EXERCISE GOAL> Please work out how many lines in the material contain "this" and give only that figure.
□ □ □
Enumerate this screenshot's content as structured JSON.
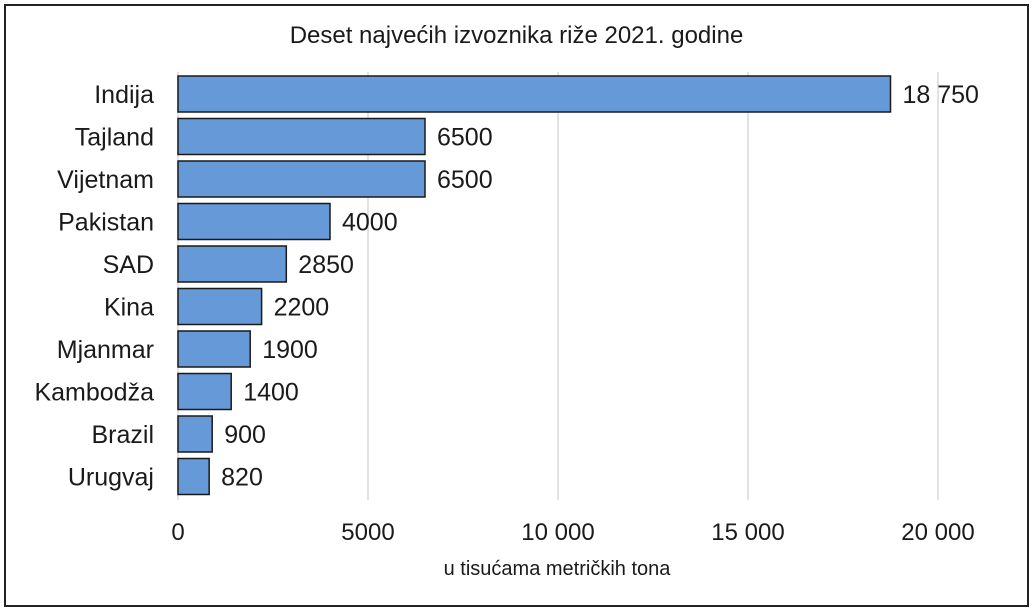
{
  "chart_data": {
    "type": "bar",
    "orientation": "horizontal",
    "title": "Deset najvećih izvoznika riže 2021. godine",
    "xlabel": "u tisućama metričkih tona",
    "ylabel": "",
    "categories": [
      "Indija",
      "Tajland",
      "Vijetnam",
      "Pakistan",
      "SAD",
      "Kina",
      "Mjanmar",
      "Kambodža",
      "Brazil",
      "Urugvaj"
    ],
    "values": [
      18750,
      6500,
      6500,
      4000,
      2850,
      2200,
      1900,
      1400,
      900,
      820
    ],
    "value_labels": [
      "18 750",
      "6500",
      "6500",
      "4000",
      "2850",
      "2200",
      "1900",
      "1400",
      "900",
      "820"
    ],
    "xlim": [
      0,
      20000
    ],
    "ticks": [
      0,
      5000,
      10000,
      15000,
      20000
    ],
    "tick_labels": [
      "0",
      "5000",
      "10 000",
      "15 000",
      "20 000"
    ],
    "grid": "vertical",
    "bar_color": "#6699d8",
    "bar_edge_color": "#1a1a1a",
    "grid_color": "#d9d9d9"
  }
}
□ □ □
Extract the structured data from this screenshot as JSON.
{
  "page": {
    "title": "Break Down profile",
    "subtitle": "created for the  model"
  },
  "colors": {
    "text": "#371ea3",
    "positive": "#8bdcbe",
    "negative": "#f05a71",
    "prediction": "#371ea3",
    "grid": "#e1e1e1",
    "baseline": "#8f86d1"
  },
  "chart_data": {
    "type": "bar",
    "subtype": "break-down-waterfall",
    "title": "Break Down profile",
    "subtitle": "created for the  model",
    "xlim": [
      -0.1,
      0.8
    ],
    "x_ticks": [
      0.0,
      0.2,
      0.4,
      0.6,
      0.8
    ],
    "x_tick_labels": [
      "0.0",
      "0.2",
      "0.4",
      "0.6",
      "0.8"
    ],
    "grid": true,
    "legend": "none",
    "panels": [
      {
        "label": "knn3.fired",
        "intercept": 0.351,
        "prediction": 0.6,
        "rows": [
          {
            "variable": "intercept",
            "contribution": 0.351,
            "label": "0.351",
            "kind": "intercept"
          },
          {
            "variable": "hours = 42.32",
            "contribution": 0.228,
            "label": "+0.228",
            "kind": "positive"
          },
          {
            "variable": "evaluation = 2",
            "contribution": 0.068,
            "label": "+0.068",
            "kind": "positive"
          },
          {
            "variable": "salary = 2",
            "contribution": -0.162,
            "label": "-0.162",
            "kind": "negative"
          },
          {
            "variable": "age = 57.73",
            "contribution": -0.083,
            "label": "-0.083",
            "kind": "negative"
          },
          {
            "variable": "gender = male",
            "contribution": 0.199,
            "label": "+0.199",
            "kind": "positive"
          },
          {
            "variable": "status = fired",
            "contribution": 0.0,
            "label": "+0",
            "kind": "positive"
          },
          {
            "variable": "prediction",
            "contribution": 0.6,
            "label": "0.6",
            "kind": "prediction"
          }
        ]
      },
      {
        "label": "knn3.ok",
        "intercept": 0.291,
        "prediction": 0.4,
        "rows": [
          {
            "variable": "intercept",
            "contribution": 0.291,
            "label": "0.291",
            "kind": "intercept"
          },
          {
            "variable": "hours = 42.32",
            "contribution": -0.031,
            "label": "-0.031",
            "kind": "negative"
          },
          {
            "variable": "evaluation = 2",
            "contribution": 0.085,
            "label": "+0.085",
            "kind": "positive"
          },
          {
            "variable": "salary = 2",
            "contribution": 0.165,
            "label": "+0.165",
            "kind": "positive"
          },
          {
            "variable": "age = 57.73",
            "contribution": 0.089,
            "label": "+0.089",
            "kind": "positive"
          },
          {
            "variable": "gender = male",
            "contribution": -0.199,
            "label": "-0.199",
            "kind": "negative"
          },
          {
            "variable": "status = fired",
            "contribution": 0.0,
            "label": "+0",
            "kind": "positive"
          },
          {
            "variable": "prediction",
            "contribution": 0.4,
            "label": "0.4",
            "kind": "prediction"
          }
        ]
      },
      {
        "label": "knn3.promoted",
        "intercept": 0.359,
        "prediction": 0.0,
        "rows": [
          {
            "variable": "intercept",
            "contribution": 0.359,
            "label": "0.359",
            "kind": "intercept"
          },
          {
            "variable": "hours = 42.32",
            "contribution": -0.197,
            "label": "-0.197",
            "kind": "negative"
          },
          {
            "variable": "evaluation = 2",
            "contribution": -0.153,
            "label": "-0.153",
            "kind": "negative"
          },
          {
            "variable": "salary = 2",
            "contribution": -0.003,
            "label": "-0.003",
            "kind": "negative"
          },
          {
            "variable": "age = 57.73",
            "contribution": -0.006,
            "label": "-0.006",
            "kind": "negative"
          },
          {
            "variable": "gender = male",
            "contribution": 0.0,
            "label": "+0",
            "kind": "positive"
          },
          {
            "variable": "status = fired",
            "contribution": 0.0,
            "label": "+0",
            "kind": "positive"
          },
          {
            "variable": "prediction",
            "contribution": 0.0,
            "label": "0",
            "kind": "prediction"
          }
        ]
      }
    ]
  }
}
□ □ □
REPLY TO THE TASK> 2